#### THINGS TO DO:
1 - Please explain, in one to three sentences, why the forum thread on hauling with a Ford Ranger says the leaf spring mounts on early-to-mid-90s Ranger and Mazda B-series trucks give way under a heavy load.
2 - Rewrite the records between the first line and the line holding "pentagram-icon: ☆ bbox=[478, 859, 504, 892]", inclusive, with "yinyang-icon" renamed to "yin-yang-icon" and nothing else changed.

+++ EXCERPTED PASSAGE

I do on occasion still haul with it when its what i have but i homemade some new brackets and shackles so im safe now. But i would be careful. I have a small 4x8 trailer andit works much better with that truck.


----------



## chucker (Nov 28, 2012)

PLMCRZY said:


> Holy crap!!! How much wood is that?
> 
> Sent from my DROID RAZR using Tapatalk 2


it stacks out to 2/3rds cord 4'x16'x16/18" blocks... jack pine!


----------



## Jules083 (Nov 28, 2012)

chadsailors said:


> *word to the wise*
> 
> the ford ranger/ mazda b series trucks early to mid 90s (same trucks and also some f150s) have very weak leaf spring mounts on the frame. front and rear. It is very common for them to rust and weakin in a short amount of time, when this happens and there is any heavy weight added they will shear off the frame and slame into the floor of the bed. Sometimes one mount will fail. sometimes two depending on where your weight is placed. Or in my case all 4 happened to fail at the same time. It is a common enough occurance, parts stores carry the mount and the shackle kit in stock.
> 
> ...




Yep, I've changed a few of those hangers. It's a Ford thing, I helped a friend with his early 90's F-350 last summer.


Hauling with a Ranger is no big deal. The trucks are built good enough to handle a bed-load of wood pretty easily. Towing, the most I'd safely pull would probably be 3,000 or so lbs including trailer weight. Towing with a load in the bed I'd say maybe 2,000 on the trailer.


----------



## slowp (Nov 28, 2012)

View attachment 264493
View attachment 264494
View attachment 264495



The trailer is said to weigh 1400 pounds dry. That's not counting the propane tanks and water and stuff. It has trailer brakes. The six cylinder Ranger pulls it fine. I've pulled it over the mountain pass a couple of times where there is a good, steep grade. I let it slow down if there isn't much traffic. I save on gas by not "punching" it. According to THE OWNER'S MANUAL, it could pull more, a lot more. Hitch weight also matters. 

I don't try to stress it out with super heavy loads. I load it until it is full, or looks lower, and that's it. Why abuse it? The bumper sticker adds a bit of weight too. :msp_smile:

Hmmm. The picture posting method seems to have changed for the better.


----------



## jerrycmorrow (Nov 28, 2012)

only use the bumper mounted hitch if you want a deformed bumper. don't even know why they put the mounting hole in the bumper anyways. also, if you plan to haul or drag a trailer to any extent at all you should seriously consider a transmission cooler as well as the beefed up springs. it is a light truck. saying that i don't hesitate to load mine up with wood but its only a couple hundred yards from my harvest area to my processing area.


----------



## jh35 (Nov 28, 2012)

Not sure about a Ranger, but my old S-10 hauls quite a bit from the woods. I don't normally load it this heavy though, nor do I go far or fast on the road.


----------



## PLMCRZY (Nov 28, 2012)

Thanks guys gonna go ahead and order a draw tite frame mounted hitch.

++++++
+++ PROVIDED ENTRIES

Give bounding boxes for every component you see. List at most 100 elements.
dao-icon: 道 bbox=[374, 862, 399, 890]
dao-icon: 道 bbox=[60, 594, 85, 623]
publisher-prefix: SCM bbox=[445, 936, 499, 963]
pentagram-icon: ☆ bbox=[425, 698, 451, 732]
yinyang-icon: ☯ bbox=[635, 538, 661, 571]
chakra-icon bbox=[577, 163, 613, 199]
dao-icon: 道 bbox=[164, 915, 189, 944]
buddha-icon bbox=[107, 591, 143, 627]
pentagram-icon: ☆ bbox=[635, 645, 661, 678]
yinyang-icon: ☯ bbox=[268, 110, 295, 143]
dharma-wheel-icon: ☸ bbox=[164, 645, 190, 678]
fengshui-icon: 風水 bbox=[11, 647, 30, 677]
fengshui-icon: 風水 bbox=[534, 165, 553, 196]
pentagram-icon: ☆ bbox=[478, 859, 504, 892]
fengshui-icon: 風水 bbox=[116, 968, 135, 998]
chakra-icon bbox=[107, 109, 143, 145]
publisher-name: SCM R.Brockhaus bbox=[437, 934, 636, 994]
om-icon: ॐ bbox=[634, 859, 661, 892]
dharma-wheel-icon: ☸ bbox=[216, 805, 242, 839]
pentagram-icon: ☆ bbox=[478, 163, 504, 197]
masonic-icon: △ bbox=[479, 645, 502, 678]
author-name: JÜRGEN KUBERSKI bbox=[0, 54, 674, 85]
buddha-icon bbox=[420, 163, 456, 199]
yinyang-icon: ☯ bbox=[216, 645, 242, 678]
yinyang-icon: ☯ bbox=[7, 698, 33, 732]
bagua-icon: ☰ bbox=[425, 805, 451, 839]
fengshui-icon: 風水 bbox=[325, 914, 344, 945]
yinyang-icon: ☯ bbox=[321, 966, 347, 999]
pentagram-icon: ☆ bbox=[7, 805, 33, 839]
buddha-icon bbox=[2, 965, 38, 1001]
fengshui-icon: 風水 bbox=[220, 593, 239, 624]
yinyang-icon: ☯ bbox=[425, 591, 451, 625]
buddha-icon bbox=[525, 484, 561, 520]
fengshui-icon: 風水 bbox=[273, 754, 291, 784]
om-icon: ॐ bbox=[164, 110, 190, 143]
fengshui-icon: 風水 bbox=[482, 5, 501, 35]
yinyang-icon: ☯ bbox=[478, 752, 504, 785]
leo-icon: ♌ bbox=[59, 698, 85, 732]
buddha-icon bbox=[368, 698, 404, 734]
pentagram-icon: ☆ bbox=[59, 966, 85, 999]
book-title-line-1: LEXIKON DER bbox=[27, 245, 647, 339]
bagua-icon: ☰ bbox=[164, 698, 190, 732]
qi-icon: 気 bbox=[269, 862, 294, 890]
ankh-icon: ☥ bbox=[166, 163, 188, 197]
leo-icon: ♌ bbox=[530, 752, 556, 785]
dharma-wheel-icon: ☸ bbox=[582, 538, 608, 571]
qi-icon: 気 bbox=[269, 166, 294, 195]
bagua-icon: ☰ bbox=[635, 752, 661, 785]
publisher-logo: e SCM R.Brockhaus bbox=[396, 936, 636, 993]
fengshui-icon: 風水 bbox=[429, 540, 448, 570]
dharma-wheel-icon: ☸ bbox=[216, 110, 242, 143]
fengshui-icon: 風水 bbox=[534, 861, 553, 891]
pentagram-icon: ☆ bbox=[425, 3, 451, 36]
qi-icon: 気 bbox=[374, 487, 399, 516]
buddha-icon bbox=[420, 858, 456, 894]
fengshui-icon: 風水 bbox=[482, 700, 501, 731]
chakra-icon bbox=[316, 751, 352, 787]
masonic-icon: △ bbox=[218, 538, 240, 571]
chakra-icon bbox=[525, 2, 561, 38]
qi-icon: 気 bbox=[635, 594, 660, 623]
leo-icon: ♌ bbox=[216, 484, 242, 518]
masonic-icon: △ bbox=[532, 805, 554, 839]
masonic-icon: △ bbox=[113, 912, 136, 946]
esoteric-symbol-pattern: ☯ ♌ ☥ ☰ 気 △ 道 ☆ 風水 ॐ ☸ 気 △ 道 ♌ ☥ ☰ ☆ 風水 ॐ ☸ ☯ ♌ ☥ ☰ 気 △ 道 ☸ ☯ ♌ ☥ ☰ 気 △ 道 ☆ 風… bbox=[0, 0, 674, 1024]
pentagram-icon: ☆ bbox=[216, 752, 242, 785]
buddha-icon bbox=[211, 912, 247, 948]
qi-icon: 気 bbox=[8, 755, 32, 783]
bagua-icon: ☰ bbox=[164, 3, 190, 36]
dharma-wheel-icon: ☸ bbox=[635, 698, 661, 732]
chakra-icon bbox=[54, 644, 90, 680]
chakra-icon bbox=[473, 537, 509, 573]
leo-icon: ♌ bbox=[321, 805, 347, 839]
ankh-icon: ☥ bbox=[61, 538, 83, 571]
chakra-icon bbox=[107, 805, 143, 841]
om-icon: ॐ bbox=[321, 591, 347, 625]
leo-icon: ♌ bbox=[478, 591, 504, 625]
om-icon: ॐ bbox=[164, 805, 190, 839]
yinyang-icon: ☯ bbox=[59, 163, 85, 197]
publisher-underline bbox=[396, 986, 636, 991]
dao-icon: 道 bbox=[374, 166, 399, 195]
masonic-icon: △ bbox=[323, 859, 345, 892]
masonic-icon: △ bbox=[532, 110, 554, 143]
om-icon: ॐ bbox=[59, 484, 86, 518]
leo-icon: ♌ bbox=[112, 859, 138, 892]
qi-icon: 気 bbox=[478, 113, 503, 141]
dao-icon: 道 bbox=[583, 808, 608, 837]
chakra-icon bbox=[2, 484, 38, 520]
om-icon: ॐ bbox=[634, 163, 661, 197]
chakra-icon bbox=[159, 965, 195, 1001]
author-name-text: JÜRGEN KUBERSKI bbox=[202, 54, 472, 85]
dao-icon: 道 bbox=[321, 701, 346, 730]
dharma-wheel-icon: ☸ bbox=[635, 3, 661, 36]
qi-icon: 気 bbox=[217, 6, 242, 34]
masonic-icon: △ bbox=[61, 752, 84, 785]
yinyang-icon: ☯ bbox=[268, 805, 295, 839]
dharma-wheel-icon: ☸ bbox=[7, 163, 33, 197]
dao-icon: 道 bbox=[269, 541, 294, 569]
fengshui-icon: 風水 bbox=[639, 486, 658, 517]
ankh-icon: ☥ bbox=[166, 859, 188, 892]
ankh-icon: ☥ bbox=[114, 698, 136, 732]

++++++

#### EXPECTED RESPONSES:
1 - The mounts on the frame are weak and commonly rust and weaken in a short time. Once weakened, any heavy weight added can make them shear off the frame and slam into the floor of the bed.

2 -
Give bounding boxes for every component you see. List at most 100 elements.
dao-icon: 道 bbox=[374, 862, 399, 890]
dao-icon: 道 bbox=[60, 594, 85, 623]
publisher-prefix: SCM bbox=[445, 936, 499, 963]
pentagram-icon: ☆ bbox=[425, 698, 451, 732]
yin-yang-icon: ☯ bbox=[635, 538, 661, 571]
chakra-icon bbox=[577, 163, 613, 199]
dao-icon: 道 bbox=[164, 915, 189, 944]
buddha-icon bbox=[107, 591, 143, 627]
pentagram-icon: ☆ bbox=[635, 645, 661, 678]
yin-yang-icon: ☯ bbox=[268, 110, 295, 143]
dharma-wheel-icon: ☸ bbox=[164, 645, 190, 678]
fengshui-icon: 風水 bbox=[11, 647, 30, 677]
fengshui-icon: 風水 bbox=[534, 165, 553, 196]
pentagram-icon: ☆ bbox=[478, 859, 504, 892]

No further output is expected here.